STATED EXERCISE:
Identify every line in the records below that contains the word "JSON", and copy each of those lines.

.....

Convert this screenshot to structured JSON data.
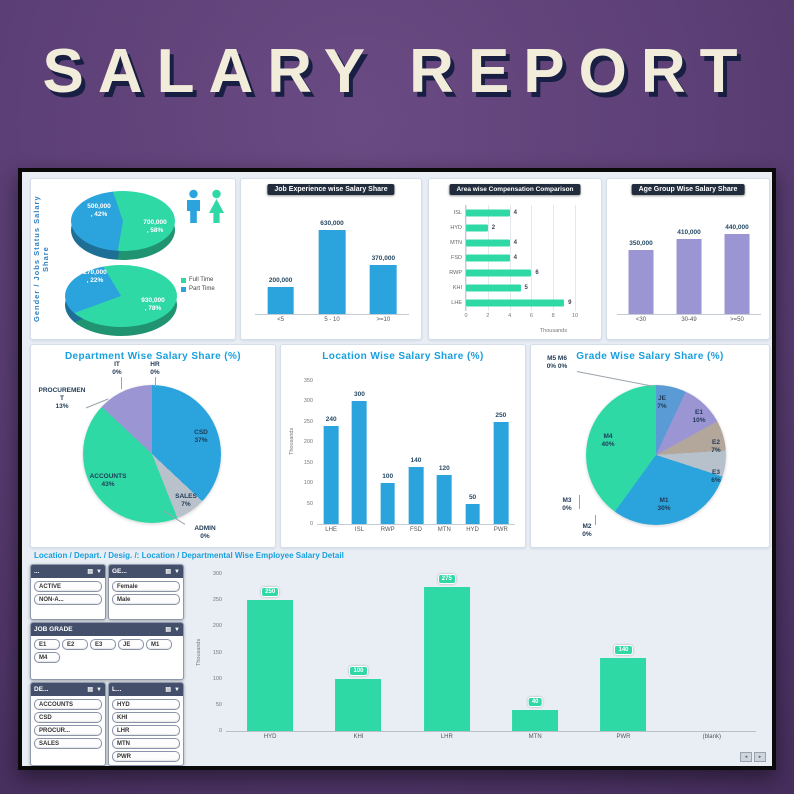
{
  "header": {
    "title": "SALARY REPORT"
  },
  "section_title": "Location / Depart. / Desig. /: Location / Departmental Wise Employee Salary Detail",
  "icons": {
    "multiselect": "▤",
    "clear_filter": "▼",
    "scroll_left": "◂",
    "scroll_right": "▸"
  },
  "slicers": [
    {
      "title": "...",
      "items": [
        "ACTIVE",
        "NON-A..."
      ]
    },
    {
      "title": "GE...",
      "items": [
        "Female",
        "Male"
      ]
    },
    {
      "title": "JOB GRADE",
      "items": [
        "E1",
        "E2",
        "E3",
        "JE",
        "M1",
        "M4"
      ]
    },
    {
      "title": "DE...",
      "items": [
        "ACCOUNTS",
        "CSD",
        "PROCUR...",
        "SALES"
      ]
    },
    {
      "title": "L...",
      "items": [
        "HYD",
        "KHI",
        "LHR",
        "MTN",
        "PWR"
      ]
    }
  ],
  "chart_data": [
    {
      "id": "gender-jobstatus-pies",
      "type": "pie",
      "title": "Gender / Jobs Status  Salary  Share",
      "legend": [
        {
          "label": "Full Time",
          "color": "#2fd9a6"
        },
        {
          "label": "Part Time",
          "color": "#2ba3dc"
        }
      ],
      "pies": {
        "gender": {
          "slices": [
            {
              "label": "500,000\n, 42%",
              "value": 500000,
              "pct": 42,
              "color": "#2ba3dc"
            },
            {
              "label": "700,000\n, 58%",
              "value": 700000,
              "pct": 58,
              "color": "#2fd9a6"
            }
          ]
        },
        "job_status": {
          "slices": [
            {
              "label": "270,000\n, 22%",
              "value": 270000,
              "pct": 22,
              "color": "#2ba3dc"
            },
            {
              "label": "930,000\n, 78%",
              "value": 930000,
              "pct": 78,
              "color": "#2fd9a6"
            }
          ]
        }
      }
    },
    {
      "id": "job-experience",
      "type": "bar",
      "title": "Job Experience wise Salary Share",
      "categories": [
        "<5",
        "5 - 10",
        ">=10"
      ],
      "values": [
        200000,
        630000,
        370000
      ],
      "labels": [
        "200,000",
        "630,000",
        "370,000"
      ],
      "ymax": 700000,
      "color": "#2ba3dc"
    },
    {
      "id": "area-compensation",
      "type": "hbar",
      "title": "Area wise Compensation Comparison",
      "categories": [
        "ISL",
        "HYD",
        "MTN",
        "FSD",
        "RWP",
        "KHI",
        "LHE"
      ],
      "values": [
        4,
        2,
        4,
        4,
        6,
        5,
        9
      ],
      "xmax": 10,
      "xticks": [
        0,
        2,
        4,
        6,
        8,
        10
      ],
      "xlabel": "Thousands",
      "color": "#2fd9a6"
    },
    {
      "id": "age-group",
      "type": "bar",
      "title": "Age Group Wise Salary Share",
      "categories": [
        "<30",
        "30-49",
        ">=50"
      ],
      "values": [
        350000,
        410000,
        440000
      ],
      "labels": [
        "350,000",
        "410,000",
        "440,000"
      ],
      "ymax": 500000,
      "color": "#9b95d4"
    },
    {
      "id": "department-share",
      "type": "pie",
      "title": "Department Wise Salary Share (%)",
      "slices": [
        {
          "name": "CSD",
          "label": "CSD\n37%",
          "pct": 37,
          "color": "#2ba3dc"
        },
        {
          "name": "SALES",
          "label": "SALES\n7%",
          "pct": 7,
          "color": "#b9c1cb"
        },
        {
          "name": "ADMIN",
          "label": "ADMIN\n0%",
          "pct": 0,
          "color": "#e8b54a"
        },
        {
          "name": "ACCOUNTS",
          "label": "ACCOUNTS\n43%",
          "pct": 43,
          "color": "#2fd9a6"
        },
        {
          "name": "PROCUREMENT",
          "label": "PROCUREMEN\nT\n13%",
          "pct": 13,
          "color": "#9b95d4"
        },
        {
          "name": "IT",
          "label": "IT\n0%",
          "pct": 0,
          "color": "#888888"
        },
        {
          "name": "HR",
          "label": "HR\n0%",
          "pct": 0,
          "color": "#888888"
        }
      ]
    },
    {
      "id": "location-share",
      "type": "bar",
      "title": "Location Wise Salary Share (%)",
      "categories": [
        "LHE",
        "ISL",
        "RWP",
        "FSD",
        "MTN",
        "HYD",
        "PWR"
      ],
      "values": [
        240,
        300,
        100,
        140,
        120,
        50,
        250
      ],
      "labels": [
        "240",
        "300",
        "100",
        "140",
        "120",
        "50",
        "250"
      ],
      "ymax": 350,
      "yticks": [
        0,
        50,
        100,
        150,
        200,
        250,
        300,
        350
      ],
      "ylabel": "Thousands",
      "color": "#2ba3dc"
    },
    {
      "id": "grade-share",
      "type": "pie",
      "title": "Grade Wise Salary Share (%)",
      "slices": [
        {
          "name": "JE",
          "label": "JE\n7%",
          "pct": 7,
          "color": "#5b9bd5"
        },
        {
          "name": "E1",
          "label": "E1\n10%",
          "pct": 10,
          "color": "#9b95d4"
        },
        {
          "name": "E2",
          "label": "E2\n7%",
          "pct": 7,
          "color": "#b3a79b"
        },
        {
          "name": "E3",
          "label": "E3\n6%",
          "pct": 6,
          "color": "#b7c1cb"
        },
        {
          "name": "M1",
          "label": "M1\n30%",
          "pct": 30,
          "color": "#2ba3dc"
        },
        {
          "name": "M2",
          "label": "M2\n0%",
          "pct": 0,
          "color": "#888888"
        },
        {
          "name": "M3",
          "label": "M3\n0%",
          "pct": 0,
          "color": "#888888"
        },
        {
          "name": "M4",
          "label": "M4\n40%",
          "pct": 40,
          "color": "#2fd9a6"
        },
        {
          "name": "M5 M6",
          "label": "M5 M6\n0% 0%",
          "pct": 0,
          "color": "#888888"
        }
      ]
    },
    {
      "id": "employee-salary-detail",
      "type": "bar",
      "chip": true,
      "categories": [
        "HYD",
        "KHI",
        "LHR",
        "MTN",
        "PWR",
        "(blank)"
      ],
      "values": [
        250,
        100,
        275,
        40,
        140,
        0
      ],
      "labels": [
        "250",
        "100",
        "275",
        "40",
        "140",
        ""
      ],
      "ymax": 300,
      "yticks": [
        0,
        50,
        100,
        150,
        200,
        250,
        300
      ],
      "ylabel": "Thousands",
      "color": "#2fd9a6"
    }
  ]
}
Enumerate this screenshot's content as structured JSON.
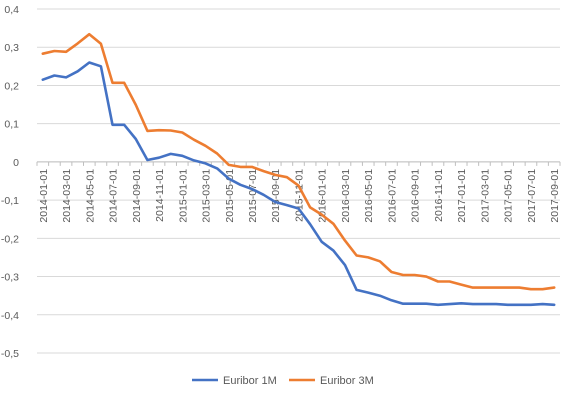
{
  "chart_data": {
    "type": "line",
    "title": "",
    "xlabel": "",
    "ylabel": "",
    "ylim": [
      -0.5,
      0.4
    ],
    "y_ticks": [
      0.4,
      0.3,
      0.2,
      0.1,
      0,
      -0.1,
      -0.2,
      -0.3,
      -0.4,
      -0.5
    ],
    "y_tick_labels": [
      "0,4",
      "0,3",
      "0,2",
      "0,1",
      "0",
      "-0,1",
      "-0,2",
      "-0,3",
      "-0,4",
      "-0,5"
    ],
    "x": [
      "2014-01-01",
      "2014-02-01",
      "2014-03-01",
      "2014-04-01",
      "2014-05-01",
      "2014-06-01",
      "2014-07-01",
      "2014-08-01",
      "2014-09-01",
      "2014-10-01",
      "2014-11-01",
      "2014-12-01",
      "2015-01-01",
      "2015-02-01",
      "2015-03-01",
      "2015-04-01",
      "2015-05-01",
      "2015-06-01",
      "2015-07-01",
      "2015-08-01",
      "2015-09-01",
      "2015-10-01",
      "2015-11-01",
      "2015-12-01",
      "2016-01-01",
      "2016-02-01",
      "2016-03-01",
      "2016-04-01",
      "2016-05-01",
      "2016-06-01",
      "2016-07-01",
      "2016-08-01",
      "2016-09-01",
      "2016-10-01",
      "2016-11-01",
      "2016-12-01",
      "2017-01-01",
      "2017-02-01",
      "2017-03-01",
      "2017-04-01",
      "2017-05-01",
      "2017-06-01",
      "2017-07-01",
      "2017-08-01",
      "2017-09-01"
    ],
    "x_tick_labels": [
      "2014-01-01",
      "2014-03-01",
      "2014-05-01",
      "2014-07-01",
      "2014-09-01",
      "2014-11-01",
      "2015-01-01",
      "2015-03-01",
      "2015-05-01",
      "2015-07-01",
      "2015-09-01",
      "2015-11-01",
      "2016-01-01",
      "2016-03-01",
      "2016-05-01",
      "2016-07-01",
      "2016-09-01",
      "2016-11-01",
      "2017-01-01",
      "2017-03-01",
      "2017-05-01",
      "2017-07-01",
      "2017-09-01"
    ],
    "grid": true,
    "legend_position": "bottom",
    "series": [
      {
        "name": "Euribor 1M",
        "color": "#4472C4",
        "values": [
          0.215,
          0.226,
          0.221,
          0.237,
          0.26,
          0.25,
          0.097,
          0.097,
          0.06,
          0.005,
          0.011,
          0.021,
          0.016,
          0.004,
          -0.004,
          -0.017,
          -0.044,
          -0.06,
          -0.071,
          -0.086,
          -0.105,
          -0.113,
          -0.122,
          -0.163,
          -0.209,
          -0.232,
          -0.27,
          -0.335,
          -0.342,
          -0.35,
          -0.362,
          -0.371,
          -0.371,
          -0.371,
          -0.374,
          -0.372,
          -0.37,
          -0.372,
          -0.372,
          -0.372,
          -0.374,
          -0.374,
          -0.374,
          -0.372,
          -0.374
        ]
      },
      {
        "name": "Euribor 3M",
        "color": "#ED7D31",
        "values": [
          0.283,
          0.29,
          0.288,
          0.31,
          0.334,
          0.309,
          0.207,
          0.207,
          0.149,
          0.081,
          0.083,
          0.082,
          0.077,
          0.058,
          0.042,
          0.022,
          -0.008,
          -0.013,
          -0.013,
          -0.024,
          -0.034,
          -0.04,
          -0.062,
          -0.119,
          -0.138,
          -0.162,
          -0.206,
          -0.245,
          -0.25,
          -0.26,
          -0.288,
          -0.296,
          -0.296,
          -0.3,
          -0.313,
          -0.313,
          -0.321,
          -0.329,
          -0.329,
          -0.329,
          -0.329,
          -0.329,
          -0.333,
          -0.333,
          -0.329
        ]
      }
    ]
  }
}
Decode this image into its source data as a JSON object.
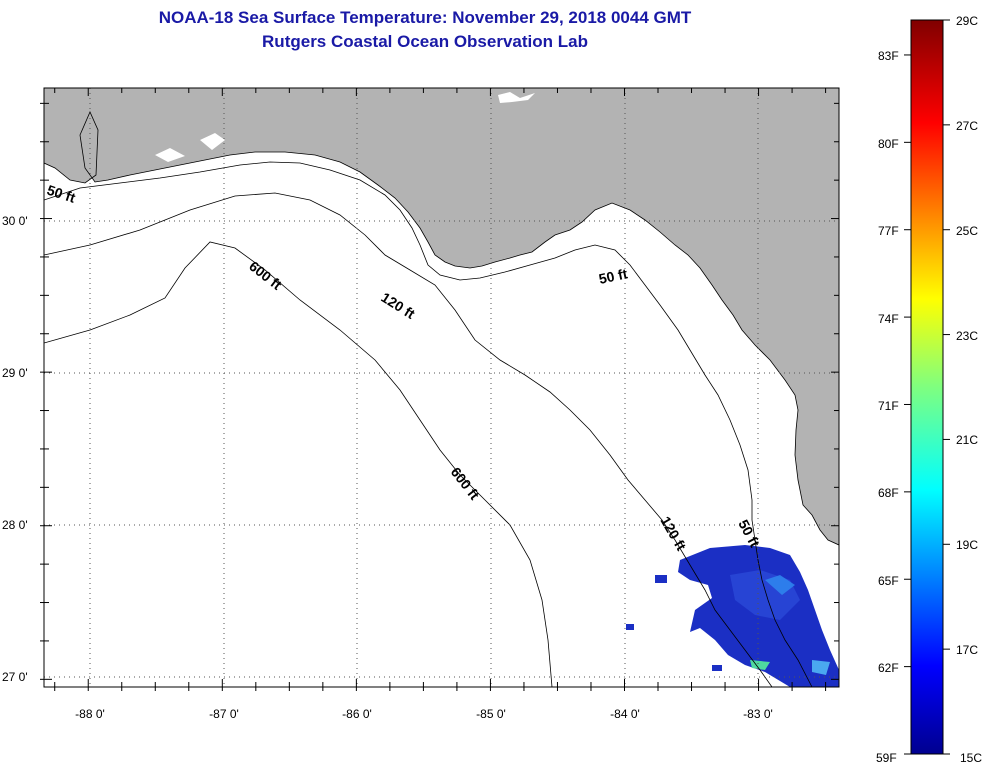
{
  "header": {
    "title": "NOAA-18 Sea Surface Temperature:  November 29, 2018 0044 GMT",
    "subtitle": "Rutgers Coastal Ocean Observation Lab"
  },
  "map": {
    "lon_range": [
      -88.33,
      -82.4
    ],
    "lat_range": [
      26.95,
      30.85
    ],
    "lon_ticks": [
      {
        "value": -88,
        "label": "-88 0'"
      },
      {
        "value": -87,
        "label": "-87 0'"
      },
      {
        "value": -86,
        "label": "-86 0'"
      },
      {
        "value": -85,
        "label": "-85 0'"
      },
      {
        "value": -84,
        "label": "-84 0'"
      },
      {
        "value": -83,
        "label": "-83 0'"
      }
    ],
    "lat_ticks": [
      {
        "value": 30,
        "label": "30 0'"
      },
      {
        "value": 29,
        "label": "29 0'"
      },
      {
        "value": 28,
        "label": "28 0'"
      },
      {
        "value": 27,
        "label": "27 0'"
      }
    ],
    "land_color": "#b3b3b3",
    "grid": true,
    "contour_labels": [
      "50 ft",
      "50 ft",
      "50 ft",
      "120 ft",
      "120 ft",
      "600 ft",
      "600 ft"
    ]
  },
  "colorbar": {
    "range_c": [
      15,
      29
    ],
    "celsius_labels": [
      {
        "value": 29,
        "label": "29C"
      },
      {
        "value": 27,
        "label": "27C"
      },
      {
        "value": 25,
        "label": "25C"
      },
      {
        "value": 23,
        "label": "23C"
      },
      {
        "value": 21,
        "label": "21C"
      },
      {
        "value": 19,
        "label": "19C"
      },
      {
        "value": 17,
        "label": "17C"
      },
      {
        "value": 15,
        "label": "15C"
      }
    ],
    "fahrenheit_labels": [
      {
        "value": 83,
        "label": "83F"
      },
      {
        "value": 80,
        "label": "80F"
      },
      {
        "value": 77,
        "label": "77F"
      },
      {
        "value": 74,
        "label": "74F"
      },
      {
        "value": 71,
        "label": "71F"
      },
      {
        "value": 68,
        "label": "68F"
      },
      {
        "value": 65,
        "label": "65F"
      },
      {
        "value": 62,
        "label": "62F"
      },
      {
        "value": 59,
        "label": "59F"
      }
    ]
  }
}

.....

RESPONSE:
Convert this screenshot to structured JSON data.
Enumerate this screenshot's content as structured JSON.
Decode this image into its source data as a JSON object.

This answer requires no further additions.